(Entries with figure data)

<<<<

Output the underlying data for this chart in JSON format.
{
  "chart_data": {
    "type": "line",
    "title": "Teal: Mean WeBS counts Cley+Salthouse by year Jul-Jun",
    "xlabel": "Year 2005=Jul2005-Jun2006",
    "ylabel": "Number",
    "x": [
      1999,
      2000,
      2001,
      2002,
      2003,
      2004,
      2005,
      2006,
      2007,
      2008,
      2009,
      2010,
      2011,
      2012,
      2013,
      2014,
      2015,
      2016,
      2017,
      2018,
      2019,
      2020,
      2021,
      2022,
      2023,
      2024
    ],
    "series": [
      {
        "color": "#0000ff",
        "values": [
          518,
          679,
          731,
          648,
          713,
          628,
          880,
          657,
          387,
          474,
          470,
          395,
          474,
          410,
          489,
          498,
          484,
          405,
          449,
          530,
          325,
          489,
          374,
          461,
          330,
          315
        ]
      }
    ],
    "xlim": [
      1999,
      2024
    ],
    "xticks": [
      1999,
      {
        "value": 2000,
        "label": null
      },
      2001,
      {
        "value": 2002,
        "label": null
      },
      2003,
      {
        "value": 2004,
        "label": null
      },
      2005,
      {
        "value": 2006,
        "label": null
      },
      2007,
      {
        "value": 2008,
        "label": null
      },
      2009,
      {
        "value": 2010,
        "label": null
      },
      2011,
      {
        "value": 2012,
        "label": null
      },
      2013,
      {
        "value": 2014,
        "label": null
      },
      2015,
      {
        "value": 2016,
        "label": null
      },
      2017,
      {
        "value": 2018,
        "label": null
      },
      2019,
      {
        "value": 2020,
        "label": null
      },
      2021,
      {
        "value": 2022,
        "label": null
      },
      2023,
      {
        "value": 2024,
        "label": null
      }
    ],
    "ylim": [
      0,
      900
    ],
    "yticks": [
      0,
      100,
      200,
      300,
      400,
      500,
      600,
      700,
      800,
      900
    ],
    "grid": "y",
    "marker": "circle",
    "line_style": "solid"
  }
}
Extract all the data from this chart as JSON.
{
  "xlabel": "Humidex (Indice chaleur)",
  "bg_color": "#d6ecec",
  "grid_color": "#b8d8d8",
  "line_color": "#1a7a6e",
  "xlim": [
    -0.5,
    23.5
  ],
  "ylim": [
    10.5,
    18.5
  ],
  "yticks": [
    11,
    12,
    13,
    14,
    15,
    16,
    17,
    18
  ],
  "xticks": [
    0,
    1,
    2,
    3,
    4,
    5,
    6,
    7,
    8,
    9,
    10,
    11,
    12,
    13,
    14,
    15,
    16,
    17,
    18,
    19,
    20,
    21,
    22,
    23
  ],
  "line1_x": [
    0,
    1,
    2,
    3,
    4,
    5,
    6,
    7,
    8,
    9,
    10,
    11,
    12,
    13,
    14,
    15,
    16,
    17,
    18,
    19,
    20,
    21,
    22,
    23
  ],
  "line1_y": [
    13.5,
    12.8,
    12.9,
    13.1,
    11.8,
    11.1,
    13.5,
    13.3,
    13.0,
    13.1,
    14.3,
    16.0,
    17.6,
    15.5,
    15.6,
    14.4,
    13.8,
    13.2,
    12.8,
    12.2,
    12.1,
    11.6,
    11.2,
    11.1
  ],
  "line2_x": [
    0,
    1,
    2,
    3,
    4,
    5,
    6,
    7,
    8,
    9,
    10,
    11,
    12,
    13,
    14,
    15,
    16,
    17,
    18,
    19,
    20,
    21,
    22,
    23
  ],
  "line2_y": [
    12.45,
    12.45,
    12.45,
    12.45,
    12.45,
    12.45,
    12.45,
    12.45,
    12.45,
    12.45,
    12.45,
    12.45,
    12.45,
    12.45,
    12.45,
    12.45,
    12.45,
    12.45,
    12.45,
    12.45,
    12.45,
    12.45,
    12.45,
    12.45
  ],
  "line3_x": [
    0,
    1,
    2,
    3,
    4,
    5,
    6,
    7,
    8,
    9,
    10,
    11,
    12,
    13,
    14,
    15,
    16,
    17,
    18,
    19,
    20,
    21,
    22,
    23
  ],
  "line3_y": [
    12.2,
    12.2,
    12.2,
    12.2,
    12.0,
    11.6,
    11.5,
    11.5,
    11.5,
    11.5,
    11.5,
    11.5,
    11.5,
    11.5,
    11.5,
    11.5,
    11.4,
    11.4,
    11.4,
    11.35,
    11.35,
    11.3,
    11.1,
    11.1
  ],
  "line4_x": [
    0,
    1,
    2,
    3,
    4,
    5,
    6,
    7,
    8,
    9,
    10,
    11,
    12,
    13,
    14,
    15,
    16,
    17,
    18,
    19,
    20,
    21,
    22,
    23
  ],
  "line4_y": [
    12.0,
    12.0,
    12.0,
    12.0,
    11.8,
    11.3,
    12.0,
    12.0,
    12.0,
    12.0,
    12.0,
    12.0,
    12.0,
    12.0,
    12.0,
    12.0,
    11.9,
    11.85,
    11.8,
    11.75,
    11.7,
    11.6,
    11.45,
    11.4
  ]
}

>>>>

§ WORK TO BE COMPLETED: Look through the lines above and collect those with the word "JSON".

§ PROBLEM SOLUTION:
Output the underlying data for this chart in JSON format.
Extract all the data from this chart as JSON.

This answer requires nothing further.